• ENUNCIADO
Reescreva o trecho dos comentários sobre moreias que vai de "L.P.Portugal disse..." até "Oi, João Paulo!", inclusive, alterando "peixes incomuns" para "peixes raros".

• TEXTO PARA LEITURA
---------------

João Paulo (Metal) disse...

Mui interessante! Acompanho seu blog faz um tempinho e acho ele um dos melhores e mais inspiradores que já conheci! Nunca pensei em comer moréias quando nas minhas incursões pelo mundo subaquático. Fiquei bem curioso! Parabéns e continue seu trabalho sensacional!

L.P.Portugal disse...

Que mancada a minha, né Neide? E o pior é que eu sempre vejo peixes incomuns no mercado da Lapa. Não contava com essa sua "praia" da rua Herbart...

Luciane Moraes disse...

NOSSA! que prato gostoso - senti água na boca* vendo assim feito, agora eu como.

Neide Rigo disse...

Oi, João Paulo!
Acho que se estivesse numa incursão pelo mundo subaquático também não pensaria em comer uma moreia. Elas são tão bonitas nadando, né não?

---------------

• DADOS PARA ANÁLISE
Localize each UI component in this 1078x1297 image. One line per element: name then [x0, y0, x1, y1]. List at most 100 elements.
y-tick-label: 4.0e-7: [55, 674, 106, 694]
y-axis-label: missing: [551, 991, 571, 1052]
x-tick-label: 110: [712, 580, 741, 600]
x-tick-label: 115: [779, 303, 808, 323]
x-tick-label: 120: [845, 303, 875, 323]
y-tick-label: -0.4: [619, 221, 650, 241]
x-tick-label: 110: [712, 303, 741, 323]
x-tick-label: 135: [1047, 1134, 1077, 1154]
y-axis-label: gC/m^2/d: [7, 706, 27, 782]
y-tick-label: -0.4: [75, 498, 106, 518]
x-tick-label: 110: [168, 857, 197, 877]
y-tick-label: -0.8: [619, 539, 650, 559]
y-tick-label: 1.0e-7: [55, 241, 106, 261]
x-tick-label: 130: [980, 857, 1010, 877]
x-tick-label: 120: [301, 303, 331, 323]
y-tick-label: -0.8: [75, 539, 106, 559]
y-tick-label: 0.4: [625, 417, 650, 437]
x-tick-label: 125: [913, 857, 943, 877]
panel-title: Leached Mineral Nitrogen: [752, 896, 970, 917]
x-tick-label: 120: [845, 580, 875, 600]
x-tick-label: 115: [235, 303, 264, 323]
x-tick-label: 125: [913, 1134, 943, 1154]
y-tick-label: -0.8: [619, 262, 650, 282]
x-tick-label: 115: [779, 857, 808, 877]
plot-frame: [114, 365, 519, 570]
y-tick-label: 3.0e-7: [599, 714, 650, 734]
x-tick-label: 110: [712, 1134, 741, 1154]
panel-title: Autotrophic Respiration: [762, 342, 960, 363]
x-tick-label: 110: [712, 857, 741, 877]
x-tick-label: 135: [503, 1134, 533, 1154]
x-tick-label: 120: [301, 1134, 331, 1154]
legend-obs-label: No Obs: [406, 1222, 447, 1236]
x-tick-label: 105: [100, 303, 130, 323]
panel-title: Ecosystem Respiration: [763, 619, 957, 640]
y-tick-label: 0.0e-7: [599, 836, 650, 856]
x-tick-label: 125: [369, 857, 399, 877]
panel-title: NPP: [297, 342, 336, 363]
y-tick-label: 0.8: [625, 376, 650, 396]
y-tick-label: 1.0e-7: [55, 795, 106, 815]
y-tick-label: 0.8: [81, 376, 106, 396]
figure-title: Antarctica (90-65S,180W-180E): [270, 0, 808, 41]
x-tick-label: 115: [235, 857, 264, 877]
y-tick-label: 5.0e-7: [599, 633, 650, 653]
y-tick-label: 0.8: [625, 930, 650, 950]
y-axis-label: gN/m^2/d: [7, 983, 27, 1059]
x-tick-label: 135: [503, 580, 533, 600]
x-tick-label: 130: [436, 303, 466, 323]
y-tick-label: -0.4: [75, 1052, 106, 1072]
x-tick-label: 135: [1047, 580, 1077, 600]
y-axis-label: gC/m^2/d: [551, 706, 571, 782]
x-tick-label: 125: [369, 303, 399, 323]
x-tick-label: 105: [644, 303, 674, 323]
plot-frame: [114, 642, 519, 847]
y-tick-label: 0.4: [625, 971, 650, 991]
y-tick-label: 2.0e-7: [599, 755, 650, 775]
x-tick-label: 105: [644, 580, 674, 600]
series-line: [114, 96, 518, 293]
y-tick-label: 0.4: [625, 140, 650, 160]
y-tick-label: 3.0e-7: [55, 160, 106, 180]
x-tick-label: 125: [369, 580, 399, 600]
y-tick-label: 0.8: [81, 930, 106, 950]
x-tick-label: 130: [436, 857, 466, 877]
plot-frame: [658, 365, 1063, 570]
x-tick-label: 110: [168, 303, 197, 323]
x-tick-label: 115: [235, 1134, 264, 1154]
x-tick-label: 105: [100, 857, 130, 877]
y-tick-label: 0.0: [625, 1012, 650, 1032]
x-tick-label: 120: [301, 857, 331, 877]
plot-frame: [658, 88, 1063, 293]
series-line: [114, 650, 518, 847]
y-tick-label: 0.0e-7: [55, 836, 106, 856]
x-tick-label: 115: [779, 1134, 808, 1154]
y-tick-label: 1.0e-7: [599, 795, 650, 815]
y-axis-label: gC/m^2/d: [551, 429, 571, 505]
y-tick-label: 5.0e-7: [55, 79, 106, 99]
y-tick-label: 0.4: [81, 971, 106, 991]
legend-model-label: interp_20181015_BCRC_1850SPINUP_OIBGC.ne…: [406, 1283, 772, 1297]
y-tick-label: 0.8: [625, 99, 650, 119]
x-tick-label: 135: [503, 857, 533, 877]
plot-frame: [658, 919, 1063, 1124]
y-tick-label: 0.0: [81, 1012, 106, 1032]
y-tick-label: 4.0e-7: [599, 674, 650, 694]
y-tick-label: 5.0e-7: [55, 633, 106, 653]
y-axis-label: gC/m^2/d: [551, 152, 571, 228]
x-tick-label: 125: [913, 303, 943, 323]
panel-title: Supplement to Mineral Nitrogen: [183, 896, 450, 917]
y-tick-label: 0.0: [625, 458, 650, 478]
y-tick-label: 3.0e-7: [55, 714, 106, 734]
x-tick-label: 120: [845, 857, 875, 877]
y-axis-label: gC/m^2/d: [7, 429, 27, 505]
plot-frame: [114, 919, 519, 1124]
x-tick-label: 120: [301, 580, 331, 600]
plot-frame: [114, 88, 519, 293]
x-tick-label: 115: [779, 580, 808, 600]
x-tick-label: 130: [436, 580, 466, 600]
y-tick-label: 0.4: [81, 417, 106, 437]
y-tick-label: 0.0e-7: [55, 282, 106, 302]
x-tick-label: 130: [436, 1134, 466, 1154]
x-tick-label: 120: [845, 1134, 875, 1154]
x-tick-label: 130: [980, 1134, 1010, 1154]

---------------

• SOLUÇÃO
L.P.Portugal disse...

Que mancada a minha, né Neide? E o pior é que eu sempre vejo peixes raros no mercado da Lapa. Não contava com essa sua "praia" da rua Herbart...

Luciane Moraes disse...

NOSSA! que prato gostoso - senti água na boca* vendo assim feito, agora eu como.

Neide Rigo disse...

Oi, João Paulo!